● **PROMPT**: Output the material beneath exactly, leaving nothing out.

● **SOURCE MATERIAL**:
--- begin ---
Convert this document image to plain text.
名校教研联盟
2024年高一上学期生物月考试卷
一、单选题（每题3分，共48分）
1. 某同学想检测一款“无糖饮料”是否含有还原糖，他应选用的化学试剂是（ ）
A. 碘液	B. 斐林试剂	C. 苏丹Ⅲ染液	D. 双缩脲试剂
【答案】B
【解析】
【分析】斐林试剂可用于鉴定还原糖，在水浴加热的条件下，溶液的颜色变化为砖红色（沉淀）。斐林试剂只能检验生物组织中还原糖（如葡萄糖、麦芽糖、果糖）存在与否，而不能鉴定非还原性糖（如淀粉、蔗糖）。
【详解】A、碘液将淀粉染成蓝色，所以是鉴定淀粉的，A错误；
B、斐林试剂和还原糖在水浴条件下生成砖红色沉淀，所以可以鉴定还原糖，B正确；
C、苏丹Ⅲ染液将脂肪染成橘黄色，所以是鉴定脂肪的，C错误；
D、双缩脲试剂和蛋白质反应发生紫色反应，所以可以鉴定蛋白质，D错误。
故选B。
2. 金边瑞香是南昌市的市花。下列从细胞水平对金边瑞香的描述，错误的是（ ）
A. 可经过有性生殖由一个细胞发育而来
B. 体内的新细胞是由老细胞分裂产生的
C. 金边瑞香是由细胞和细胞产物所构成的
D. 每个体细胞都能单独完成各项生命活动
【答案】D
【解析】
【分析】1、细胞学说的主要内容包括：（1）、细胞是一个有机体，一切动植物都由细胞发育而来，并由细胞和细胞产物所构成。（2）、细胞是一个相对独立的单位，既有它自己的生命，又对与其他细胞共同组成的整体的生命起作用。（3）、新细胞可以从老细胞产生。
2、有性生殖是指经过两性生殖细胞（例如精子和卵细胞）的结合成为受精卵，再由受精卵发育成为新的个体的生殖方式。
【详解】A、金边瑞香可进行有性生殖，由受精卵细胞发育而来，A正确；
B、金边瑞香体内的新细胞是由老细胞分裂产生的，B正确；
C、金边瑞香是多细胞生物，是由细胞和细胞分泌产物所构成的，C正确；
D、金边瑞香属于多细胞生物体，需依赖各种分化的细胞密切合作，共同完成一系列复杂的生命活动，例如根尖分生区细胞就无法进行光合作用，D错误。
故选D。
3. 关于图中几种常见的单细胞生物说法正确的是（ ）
--- end ---
● **WRITTEN ANSWER**:
Convert this document image to plain text.
名校教研联盟
2024年高一上学期生物月考试卷
一、单选题（每题3分，共48分）
1. 某同学想检测一款“无糖饮料”是否含有还原糖，他应选用的化学试剂是（ ）
A. 碘液	B. 斐林试剂	C. 苏丹Ⅲ染液	D. 双缩脲试剂
【答案】B
【解析】
【分析】斐林试剂可用于鉴定还原糖，在水浴加热的条件下，溶液的颜色变化为砖红色（沉淀）。斐林试剂只能检验生物组织中还原糖（如葡萄糖、麦芽糖、果糖）存在与否，而不能鉴定非还原性糖（如淀粉、蔗糖）。
【详解】A、碘液将淀粉染成蓝色，所以是鉴定淀粉的，A错误；
B、斐林试剂和还原糖在水浴条件下生成砖红色沉淀，所以可以鉴定还原糖，B正确；
C、苏丹Ⅲ染液将脂肪染成橘黄色，所以是鉴定脂肪的，C错误；
D、双缩脲试剂和蛋白质反应发生紫色反应，所以可以鉴定蛋白质，D错误。
故选B。
2. 金边瑞香是南昌市的市花。下列从细胞水平对金边瑞香的描述，错误的是（ ）
A. 可经过有性生殖由一个细胞发育而来
B. 体内的新细胞是由老细胞分裂产生的
C. 金边瑞香是由细胞和细胞产物所构成的
D. 每个体细胞都能单独完成各项生命活动
【答案】D
【解析】
【分析】1、细胞学说的主要内容包括：（1）、细胞是一个有机体，一切动植物都由细胞发育而来，并由细胞和细胞产物所构成。（2）、细胞是一个相对独立的单位，既有它自己的生命，又对与其他细胞共同组成的整体的生命起作用。（3）、新细胞可以从老细胞产生。
2、有性生殖是指经过两性生殖细胞（例如精子和卵细胞）的结合成为受精卵，再由受精卵发育成为新的个体的生殖方式。
【详解】A、金边瑞香可进行有性生殖，由受精卵细胞发育而来，A正确；
B、金边瑞香体内的新细胞是由老细胞分裂产生的，B正确；
C、金边瑞香是多细胞生物，是由细胞和细胞分泌产物所构成的，C正确；
D、金边瑞香属于多细胞生物体，需依赖各种分化的细胞密切合作，共同完成一系列复杂的生命活动，例如根尖分生区细胞就无法进行光合作用，D错误。
故选D。
3. 关于图中几种常见的单细胞生物说法正确的是（ ）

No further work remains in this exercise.